## Objective:
Your task is to give the listing below back word for word, pictures excluded.
—————
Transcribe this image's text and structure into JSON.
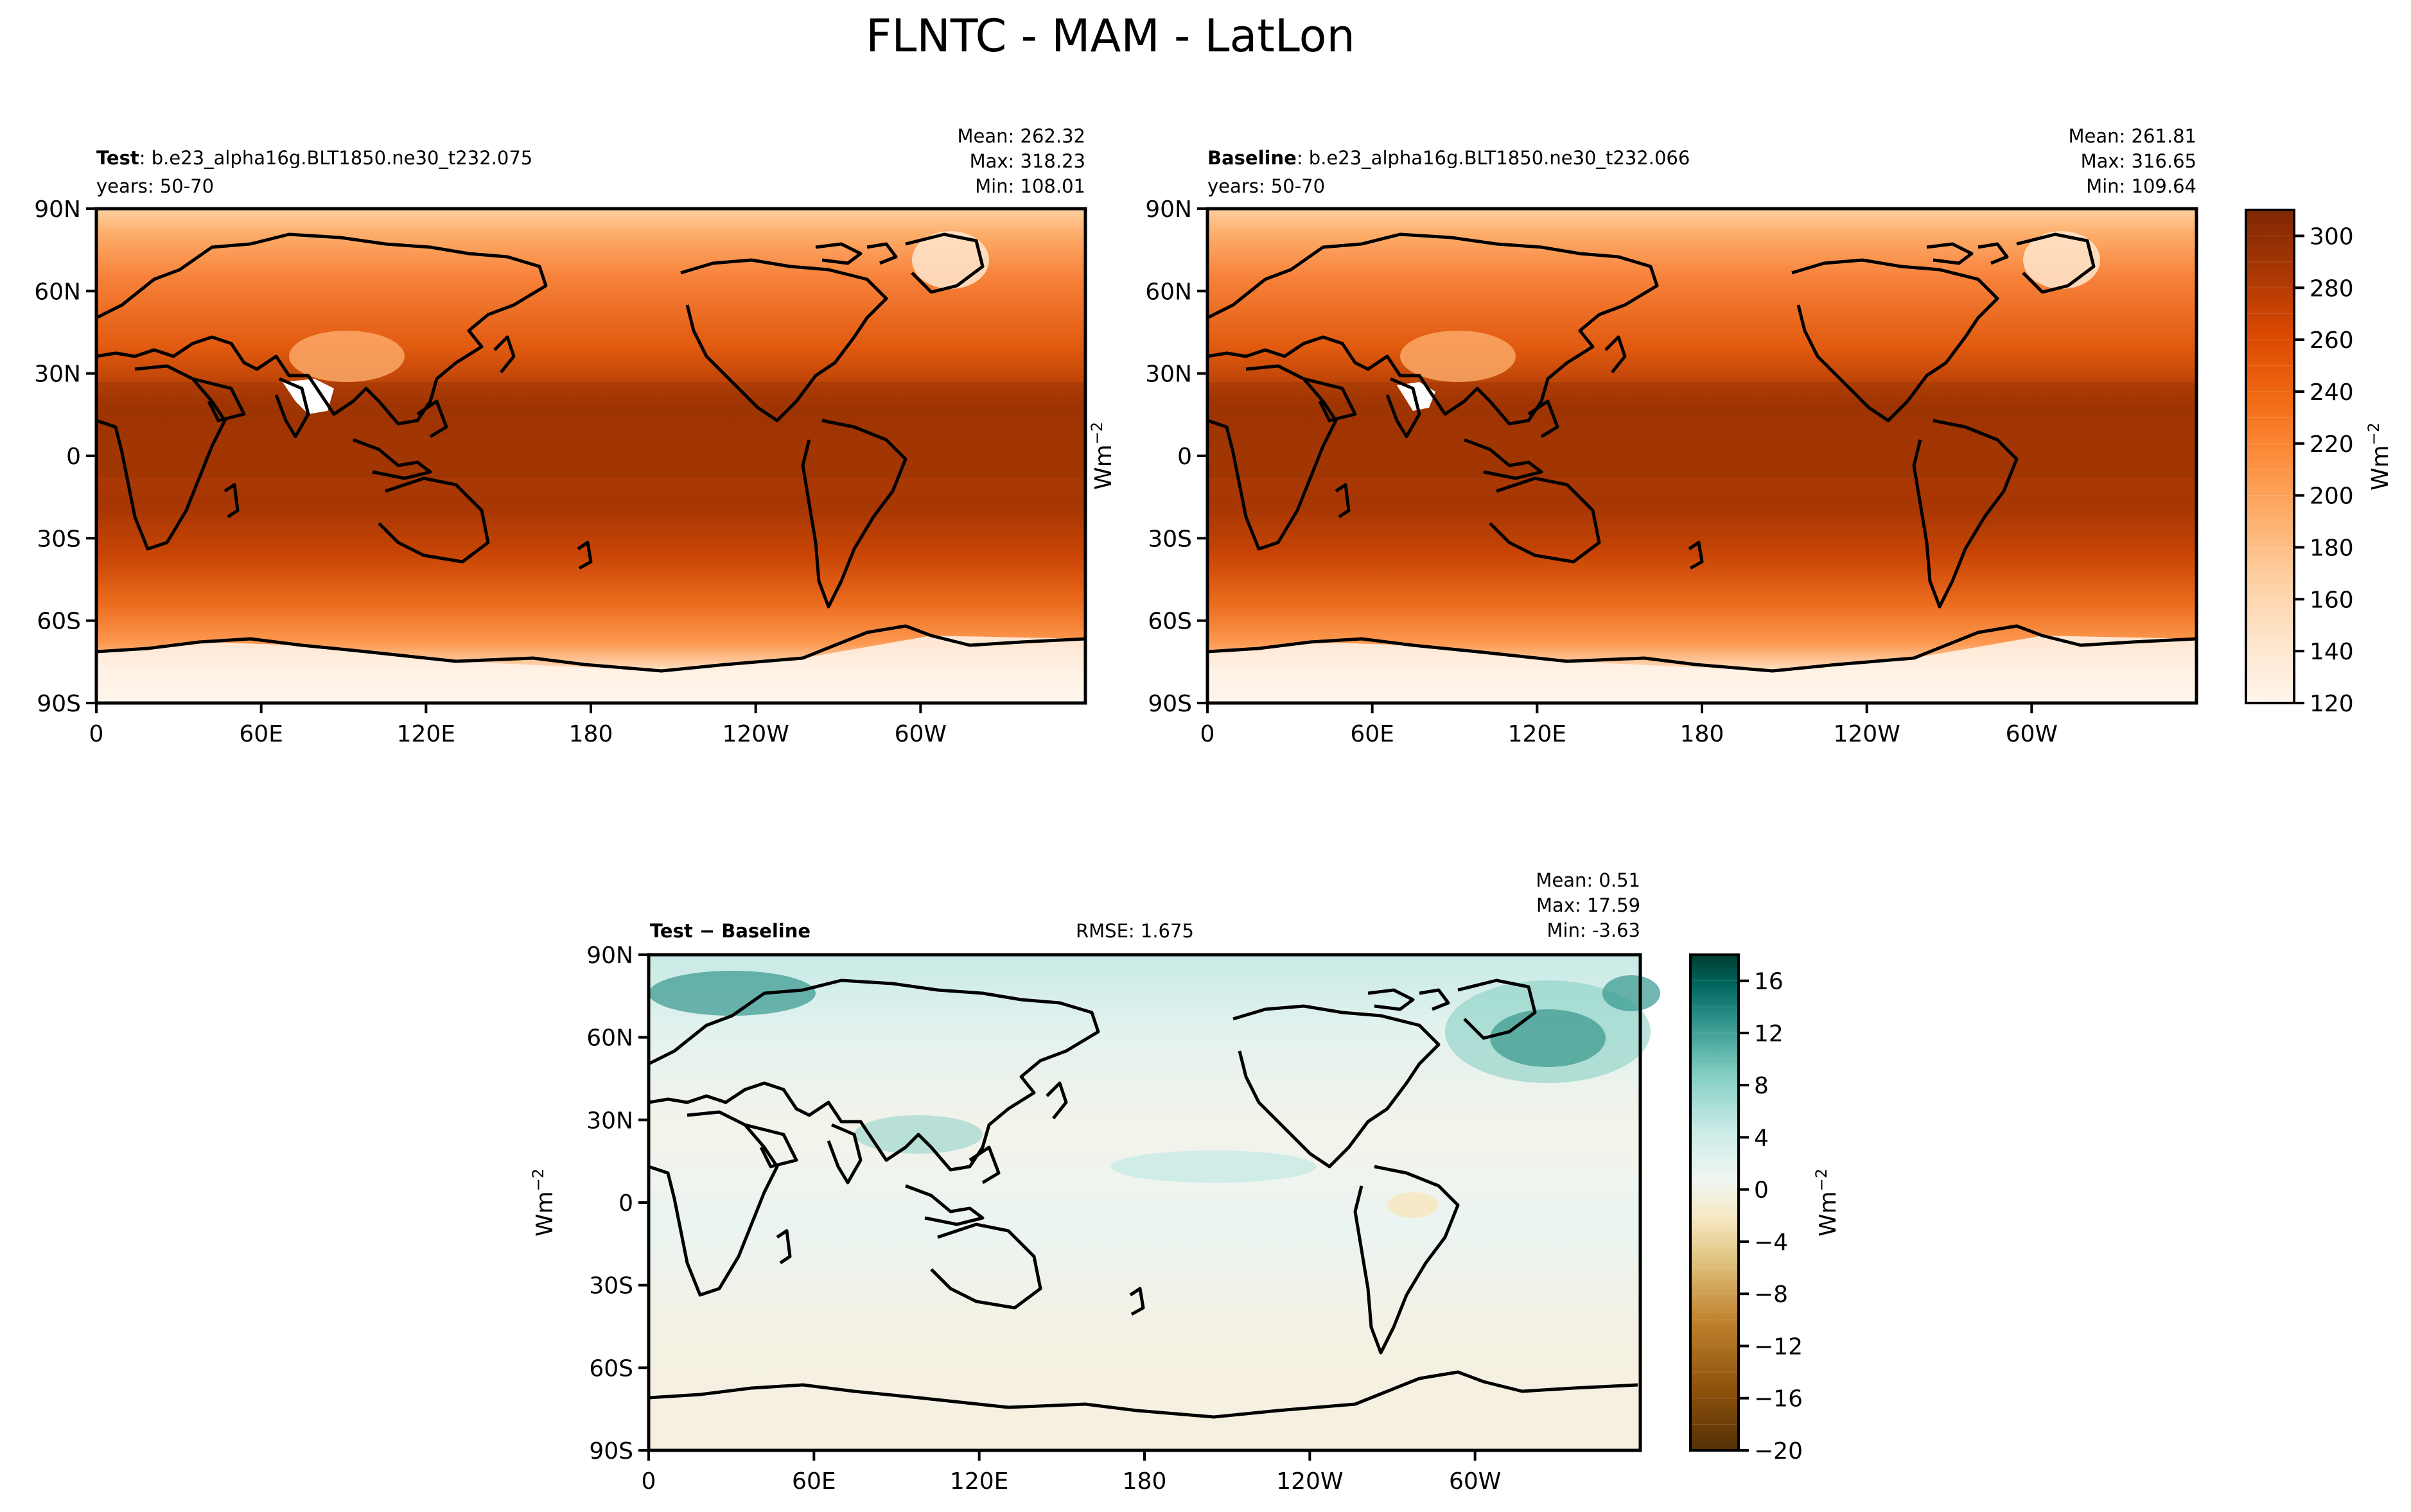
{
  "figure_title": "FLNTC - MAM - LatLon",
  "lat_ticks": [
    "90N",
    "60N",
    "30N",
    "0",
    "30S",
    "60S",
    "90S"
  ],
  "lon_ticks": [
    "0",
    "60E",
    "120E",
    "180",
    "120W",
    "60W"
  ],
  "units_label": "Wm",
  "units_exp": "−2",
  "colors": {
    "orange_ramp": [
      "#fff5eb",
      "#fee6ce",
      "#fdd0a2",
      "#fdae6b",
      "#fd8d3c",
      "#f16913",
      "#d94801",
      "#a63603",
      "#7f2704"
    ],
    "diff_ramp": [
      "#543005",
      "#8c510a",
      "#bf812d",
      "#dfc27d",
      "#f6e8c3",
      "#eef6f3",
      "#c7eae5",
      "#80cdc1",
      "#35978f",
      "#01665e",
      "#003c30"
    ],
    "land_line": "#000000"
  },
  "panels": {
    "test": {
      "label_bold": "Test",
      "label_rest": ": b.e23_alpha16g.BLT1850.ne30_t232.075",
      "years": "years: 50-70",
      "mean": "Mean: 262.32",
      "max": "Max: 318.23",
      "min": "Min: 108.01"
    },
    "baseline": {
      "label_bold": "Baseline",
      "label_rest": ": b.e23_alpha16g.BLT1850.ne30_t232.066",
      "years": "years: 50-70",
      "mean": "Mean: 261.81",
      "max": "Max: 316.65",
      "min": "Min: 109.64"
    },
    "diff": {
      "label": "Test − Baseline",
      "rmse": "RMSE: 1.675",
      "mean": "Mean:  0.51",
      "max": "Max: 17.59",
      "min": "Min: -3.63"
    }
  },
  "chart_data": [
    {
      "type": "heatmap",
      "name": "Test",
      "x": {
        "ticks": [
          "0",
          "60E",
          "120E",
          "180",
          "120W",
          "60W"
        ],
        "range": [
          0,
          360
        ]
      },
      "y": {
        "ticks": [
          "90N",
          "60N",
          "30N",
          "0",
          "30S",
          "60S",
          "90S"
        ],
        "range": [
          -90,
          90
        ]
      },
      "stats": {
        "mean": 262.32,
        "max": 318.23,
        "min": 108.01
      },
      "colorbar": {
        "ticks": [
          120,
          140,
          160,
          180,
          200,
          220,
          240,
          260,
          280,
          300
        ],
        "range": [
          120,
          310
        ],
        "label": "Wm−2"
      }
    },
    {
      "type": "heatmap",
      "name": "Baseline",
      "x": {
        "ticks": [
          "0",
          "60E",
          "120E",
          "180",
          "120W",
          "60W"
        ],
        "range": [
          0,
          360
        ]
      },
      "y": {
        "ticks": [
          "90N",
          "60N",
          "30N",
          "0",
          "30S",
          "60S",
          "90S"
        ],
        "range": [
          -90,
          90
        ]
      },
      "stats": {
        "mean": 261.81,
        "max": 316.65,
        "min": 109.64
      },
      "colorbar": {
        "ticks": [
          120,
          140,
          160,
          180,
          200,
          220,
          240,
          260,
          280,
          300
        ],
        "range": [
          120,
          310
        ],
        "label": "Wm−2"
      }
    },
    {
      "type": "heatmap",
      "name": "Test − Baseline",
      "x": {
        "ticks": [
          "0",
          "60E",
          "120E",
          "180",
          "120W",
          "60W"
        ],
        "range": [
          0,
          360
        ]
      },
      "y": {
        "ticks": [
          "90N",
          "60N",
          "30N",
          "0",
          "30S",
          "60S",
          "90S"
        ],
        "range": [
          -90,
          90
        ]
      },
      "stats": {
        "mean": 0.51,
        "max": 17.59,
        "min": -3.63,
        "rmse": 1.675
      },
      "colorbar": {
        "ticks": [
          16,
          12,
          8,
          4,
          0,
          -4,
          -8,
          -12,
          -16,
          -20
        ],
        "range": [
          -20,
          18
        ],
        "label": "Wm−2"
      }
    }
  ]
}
—————
## Answer in full:
Transcribe this image's text and structure into JSON.
{
  "figure_title": "FLNTC - MAM - LatLon",
  "lat_ticks": [
    "90N",
    "60N",
    "30N",
    "0",
    "30S",
    "60S",
    "90S"
  ],
  "lon_ticks": [
    "0",
    "60E",
    "120E",
    "180",
    "120W",
    "60W"
  ],
  "units_label": "Wm",
  "units_exp": "−2",
  "colors": {
    "orange_ramp": [
      "#fff5eb",
      "#fee6ce",
      "#fdd0a2",
      "#fdae6b",
      "#fd8d3c",
      "#f16913",
      "#d94801",
      "#a63603",
      "#7f2704"
    ],
    "diff_ramp": [
      "#543005",
      "#8c510a",
      "#bf812d",
      "#dfc27d",
      "#f6e8c3",
      "#eef6f3",
      "#c7eae5",
      "#80cdc1",
      "#35978f",
      "#01665e",
      "#003c30"
    ],
    "land_line": "#000000"
  },
  "panels": {
    "test": {
      "label_bold": "Test",
      "label_rest": ": b.e23_alpha16g.BLT1850.ne30_t232.075",
      "years": "years: 50-70",
      "mean": "Mean: 262.32",
      "max": "Max: 318.23",
      "min": "Min: 108.01"
    },
    "baseline": {
      "label_bold": "Baseline",
      "label_rest": ": b.e23_alpha16g.BLT1850.ne30_t232.066",
      "years": "years: 50-70",
      "mean": "Mean: 261.81",
      "max": "Max: 316.65",
      "min": "Min: 109.64"
    },
    "diff": {
      "label": "Test − Baseline",
      "rmse": "RMSE: 1.675",
      "mean": "Mean:  0.51",
      "max": "Max: 17.59",
      "min": "Min: -3.63"
    }
  },
  "chart_data": [
    {
      "type": "heatmap",
      "name": "Test",
      "x": {
        "ticks": [
          "0",
          "60E",
          "120E",
          "180",
          "120W",
          "60W"
        ],
        "range": [
          0,
          360
        ]
      },
      "y": {
        "ticks": [
          "90N",
          "60N",
          "30N",
          "0",
          "30S",
          "60S",
          "90S"
        ],
        "range": [
          -90,
          90
        ]
      },
      "stats": {
        "mean": 262.32,
        "max": 318.23,
        "min": 108.01
      },
      "colorbar": {
        "ticks": [
          120,
          140,
          160,
          180,
          200,
          220,
          240,
          260,
          280,
          300
        ],
        "range": [
          120,
          310
        ],
        "label": "Wm−2"
      }
    },
    {
      "type": "heatmap",
      "name": "Baseline",
      "x": {
        "ticks": [
          "0",
          "60E",
          "120E",
          "180",
          "120W",
          "60W"
        ],
        "range": [
          0,
          360
        ]
      },
      "y": {
        "ticks": [
          "90N",
          "60N",
          "30N",
          "0",
          "30S",
          "60S",
          "90S"
        ],
        "range": [
          -90,
          90
        ]
      },
      "stats": {
        "mean": 261.81,
        "max": 316.65,
        "min": 109.64
      },
      "colorbar": {
        "ticks": [
          120,
          140,
          160,
          180,
          200,
          220,
          240,
          260,
          280,
          300
        ],
        "range": [
          120,
          310
        ],
        "label": "Wm−2"
      }
    },
    {
      "type": "heatmap",
      "name": "Test − Baseline",
      "x": {
        "ticks": [
          "0",
          "60E",
          "120E",
          "180",
          "120W",
          "60W"
        ],
        "range": [
          0,
          360
        ]
      },
      "y": {
        "ticks": [
          "90N",
          "60N",
          "30N",
          "0",
          "30S",
          "60S",
          "90S"
        ],
        "range": [
          -90,
          90
        ]
      },
      "stats": {
        "mean": 0.51,
        "max": 17.59,
        "min": -3.63,
        "rmse": 1.675
      },
      "colorbar": {
        "ticks": [
          16,
          12,
          8,
          4,
          0,
          -4,
          -8,
          -12,
          -16,
          -20
        ],
        "range": [
          -20,
          18
        ],
        "label": "Wm−2"
      }
    }
  ]
}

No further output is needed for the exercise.